Collect every line that includes the string "count".

=-=-=

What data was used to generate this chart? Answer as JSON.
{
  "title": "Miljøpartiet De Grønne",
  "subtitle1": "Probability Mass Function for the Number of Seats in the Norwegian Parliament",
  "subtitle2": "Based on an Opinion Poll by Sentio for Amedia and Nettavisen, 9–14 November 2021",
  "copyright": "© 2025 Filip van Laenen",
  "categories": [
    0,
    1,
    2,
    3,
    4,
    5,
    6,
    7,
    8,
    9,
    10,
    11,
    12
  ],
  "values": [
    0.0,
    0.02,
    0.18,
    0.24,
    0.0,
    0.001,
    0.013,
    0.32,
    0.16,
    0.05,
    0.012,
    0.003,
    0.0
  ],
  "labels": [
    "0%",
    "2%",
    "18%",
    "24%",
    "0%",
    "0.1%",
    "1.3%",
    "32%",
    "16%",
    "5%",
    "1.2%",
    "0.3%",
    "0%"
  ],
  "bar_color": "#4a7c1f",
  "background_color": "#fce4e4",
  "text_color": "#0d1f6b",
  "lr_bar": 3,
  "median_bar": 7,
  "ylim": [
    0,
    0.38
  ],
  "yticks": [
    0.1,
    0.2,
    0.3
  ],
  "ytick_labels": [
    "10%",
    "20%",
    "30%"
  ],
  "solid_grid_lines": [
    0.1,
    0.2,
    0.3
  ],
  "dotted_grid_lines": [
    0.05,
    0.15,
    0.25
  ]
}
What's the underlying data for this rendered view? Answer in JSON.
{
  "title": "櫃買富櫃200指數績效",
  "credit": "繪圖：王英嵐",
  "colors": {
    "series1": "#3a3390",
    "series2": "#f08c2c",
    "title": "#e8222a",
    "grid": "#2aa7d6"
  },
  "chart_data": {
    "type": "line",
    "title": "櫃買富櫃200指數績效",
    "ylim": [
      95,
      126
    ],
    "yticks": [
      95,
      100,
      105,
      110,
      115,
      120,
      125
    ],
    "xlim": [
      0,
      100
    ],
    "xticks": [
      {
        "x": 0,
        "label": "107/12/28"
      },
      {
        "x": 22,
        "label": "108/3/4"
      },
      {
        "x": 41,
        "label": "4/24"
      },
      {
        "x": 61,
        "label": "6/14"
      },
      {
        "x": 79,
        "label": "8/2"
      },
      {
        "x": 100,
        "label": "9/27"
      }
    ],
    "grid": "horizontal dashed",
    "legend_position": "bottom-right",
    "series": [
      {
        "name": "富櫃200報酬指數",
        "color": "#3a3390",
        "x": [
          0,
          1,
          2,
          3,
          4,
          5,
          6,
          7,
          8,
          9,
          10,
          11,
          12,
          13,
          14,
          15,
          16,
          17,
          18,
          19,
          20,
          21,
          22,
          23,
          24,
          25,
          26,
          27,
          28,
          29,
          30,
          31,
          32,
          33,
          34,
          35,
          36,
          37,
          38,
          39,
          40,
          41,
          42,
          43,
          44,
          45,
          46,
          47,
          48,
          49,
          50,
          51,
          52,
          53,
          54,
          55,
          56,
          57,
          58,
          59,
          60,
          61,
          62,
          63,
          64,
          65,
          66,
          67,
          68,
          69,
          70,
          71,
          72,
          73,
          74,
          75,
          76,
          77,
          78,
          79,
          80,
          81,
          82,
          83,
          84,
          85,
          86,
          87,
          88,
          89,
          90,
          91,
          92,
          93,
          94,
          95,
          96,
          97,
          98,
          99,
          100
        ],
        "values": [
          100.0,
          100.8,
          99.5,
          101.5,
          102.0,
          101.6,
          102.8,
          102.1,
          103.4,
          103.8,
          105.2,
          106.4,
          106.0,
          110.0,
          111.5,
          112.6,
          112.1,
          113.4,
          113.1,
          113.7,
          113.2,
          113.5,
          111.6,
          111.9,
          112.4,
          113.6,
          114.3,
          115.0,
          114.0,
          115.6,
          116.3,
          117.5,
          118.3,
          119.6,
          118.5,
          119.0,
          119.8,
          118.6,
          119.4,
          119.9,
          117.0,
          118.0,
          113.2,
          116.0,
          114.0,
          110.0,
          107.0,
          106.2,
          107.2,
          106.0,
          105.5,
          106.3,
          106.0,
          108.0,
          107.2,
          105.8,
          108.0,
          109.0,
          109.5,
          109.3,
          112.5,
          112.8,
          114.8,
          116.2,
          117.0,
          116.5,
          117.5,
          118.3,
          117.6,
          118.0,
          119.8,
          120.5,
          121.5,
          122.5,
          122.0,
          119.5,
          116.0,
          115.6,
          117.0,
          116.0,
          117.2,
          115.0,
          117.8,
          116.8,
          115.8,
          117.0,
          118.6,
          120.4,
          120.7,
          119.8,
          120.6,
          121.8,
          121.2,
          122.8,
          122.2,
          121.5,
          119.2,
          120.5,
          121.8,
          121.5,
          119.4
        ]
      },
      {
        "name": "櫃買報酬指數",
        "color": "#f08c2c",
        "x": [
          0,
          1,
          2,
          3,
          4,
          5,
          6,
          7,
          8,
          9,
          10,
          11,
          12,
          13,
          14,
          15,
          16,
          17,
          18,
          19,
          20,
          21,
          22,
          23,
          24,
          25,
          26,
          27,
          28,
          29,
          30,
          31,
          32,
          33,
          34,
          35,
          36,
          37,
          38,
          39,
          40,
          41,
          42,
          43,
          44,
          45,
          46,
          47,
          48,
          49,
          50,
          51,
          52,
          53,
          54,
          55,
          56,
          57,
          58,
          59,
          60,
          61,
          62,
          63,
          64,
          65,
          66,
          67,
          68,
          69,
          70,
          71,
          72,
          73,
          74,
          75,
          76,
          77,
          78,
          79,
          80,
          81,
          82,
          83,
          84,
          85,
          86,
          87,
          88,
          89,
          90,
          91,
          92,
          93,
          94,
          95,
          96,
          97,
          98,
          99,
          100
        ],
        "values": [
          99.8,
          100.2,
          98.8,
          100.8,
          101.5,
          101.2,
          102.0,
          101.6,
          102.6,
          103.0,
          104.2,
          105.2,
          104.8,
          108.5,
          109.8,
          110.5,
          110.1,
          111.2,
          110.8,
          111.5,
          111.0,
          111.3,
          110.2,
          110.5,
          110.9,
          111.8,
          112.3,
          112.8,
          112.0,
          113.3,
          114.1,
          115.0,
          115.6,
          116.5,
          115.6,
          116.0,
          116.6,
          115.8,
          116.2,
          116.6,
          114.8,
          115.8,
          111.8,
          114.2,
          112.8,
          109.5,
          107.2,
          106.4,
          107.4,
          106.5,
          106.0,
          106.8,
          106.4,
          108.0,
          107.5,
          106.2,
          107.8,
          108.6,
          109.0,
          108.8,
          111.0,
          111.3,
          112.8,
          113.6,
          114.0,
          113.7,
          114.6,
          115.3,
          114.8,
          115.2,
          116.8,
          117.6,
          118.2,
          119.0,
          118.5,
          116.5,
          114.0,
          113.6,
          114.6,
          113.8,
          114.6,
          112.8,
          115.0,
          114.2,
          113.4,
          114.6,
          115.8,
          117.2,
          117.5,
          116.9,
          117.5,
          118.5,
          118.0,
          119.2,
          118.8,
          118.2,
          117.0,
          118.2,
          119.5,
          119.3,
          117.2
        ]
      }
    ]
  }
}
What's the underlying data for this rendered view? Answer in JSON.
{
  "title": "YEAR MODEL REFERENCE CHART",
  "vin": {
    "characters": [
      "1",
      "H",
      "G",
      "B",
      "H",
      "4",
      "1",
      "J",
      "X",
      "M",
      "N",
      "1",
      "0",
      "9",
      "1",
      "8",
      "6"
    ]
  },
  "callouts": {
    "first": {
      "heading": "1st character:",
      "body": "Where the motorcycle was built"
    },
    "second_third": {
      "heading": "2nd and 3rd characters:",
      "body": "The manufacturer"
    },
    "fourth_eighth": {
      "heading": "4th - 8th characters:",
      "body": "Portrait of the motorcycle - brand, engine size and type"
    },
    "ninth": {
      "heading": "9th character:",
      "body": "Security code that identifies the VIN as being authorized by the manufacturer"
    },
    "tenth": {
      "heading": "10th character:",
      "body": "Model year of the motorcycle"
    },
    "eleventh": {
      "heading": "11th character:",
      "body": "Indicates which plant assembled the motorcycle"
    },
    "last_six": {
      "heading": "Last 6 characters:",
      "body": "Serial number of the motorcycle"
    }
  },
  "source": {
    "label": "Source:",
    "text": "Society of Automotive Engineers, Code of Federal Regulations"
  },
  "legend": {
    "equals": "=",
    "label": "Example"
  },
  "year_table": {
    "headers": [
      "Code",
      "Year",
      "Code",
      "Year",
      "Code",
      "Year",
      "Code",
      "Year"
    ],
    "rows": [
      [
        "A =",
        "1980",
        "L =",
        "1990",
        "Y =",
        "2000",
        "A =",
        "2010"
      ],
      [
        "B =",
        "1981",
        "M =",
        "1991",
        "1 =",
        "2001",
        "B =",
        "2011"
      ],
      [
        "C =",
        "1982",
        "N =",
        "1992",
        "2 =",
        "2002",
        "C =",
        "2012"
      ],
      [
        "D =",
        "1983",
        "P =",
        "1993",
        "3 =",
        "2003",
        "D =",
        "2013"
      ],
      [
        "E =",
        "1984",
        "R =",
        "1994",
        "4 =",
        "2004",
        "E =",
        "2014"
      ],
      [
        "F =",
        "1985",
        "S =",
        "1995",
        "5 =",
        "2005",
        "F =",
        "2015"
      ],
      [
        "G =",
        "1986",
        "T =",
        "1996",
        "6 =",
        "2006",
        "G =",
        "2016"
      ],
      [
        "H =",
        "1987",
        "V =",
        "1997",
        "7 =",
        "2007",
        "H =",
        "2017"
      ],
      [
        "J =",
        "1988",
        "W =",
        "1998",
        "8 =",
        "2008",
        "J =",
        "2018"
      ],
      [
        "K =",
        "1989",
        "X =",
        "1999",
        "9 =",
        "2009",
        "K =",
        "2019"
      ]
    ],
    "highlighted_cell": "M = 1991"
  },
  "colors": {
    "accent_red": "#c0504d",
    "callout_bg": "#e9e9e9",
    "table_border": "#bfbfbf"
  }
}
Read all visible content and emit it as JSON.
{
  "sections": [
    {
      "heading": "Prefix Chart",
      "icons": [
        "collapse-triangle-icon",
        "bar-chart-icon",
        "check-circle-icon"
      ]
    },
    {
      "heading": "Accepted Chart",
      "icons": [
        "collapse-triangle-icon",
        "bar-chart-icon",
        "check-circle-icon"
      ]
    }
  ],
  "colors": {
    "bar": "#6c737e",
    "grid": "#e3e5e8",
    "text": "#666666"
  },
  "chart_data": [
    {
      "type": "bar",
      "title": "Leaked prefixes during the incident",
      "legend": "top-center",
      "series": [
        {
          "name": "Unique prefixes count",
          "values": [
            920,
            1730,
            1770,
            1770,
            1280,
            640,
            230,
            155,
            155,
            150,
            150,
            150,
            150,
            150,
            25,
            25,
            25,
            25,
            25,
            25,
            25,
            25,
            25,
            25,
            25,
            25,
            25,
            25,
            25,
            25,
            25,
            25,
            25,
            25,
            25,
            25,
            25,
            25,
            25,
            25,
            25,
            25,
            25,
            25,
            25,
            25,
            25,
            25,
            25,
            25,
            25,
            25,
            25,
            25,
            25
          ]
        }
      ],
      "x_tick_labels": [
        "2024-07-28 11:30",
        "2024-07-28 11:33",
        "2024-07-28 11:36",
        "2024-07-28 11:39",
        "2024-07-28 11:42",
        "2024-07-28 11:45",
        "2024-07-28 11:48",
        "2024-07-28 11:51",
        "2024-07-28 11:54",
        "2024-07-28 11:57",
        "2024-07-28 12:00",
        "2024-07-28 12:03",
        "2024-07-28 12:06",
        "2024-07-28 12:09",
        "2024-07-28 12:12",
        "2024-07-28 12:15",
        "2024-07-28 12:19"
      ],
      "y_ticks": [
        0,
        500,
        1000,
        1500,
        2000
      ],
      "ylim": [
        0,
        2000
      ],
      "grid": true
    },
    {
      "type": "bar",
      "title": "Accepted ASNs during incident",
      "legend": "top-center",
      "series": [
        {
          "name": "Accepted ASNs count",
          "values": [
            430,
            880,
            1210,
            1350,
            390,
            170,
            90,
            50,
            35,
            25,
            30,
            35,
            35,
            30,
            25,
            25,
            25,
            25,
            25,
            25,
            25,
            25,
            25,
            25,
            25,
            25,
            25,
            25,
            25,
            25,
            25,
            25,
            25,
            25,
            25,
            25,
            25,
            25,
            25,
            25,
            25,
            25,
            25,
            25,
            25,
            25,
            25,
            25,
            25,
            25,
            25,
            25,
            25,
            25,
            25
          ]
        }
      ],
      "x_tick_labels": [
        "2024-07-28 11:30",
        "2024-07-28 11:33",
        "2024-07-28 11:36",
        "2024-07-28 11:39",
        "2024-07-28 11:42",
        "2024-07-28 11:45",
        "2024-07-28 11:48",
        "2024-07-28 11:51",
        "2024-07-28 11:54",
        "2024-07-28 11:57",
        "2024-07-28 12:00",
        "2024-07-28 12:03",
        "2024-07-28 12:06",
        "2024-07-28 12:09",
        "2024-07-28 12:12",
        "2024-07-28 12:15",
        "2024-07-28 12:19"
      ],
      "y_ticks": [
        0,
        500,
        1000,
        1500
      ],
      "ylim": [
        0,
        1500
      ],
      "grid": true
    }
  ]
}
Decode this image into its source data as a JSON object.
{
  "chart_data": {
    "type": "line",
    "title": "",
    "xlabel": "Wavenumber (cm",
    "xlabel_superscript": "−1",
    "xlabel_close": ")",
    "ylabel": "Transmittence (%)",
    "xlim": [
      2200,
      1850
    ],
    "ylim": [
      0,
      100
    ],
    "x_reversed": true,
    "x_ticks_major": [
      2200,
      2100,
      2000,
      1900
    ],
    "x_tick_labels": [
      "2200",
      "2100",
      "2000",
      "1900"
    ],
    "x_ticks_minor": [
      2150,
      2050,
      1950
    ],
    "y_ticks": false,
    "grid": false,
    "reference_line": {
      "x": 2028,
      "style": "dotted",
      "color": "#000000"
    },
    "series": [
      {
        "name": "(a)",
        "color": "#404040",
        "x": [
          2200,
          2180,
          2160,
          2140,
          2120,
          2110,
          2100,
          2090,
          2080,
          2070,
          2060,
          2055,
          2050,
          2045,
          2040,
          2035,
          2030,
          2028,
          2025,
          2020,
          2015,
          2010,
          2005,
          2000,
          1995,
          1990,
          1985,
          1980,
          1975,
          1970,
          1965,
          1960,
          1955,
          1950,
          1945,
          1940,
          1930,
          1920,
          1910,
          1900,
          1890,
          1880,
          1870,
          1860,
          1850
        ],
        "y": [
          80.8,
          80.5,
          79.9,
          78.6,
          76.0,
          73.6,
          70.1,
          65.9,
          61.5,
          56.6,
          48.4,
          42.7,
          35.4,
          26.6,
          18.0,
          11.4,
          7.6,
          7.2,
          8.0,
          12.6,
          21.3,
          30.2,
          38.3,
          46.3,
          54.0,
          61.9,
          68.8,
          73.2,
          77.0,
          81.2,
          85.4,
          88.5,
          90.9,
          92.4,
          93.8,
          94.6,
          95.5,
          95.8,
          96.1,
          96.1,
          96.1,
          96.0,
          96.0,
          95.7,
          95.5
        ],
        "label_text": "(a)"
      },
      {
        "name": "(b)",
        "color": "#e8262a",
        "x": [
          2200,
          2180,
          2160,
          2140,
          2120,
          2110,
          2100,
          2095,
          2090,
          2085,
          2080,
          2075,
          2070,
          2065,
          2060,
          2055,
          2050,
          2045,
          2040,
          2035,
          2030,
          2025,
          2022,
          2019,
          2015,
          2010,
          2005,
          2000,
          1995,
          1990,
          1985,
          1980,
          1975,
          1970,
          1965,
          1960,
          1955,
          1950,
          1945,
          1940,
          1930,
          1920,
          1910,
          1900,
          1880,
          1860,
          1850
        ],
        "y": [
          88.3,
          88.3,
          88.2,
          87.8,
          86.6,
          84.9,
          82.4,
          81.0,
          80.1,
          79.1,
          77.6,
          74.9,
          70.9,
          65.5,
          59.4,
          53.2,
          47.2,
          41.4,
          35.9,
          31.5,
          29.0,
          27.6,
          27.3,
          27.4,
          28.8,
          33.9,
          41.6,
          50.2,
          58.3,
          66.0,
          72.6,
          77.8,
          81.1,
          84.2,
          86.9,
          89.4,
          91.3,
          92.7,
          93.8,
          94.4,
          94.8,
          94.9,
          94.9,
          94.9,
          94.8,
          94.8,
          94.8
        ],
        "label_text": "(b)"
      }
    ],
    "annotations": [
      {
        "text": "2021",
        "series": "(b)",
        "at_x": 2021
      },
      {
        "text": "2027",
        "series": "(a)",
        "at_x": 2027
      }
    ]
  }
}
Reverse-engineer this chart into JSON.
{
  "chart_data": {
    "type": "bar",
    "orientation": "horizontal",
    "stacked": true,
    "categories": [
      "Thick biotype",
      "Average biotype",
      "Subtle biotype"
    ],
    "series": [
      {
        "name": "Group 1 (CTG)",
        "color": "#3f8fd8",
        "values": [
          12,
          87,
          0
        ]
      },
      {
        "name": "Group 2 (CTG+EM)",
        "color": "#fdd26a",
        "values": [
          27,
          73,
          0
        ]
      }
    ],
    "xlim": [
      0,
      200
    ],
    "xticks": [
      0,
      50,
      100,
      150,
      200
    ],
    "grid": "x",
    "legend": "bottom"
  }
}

=-=-=

• **COMPLETE OUTPUT**
          "name": "Unique prefixes count",
          "name": "Accepted ASNs count",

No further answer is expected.